Problem details: Pull every line containing "text" from the entries.
──────── Provided records
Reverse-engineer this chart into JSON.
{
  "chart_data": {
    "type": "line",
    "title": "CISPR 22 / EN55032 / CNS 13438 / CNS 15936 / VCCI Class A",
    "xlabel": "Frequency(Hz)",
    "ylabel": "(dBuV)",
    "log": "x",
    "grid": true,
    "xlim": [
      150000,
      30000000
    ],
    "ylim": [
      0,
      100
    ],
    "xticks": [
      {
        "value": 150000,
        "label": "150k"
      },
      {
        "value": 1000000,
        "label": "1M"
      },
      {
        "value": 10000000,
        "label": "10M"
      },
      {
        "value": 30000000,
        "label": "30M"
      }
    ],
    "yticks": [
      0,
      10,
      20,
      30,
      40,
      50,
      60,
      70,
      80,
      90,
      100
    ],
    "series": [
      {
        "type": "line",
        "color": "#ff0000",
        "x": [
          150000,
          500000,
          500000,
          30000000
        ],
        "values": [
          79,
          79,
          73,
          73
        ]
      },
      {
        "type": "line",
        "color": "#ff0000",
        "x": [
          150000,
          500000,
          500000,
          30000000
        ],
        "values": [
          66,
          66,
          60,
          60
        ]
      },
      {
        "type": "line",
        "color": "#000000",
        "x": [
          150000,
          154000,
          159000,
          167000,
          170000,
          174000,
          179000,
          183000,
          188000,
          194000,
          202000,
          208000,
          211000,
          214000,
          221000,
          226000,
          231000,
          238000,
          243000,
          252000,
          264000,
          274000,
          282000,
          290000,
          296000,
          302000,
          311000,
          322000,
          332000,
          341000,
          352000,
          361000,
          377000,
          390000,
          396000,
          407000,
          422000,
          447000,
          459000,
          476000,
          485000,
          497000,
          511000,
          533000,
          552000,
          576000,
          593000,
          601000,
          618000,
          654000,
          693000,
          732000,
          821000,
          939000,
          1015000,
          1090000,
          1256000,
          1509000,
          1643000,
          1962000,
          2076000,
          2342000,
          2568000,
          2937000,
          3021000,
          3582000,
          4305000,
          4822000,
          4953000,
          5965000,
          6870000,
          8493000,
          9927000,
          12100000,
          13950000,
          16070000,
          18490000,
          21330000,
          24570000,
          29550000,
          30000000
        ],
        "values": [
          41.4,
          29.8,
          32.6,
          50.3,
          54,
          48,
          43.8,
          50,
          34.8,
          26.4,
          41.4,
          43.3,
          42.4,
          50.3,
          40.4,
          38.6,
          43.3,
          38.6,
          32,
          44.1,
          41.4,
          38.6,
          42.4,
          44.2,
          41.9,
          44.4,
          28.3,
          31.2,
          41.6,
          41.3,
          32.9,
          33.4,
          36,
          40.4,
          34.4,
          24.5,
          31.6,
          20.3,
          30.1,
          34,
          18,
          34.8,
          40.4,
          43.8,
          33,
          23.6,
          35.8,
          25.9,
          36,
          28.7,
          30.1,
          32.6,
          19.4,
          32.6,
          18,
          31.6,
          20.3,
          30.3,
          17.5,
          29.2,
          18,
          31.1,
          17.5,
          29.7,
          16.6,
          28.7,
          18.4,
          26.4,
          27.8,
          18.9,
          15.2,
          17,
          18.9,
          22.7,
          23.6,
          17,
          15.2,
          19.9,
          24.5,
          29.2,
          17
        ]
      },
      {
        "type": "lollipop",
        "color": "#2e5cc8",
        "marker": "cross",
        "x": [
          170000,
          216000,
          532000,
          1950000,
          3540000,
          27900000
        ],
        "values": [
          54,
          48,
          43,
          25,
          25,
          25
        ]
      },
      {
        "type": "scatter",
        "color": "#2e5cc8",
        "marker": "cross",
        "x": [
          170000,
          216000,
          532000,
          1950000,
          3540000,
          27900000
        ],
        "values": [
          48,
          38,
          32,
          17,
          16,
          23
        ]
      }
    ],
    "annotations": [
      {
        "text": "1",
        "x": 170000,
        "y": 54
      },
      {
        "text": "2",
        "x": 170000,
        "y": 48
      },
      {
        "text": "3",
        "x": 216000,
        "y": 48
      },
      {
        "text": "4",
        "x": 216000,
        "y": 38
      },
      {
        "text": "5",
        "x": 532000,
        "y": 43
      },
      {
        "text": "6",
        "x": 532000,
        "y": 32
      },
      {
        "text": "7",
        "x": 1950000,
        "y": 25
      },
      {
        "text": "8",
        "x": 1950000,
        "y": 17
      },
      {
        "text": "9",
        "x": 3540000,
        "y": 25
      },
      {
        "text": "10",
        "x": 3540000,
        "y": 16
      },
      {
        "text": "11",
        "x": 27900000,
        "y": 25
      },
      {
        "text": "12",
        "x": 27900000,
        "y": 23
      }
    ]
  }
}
────────────────
Output below:
        "text": "1",
        "text": "2",
        "text": "3",
        "text": "4",
        "text": "5",
        "text": "6",
        "text": "7",
        "text": "8",
        "text": "9",
        "text": "10",
        "text": "11",
        "text": "12",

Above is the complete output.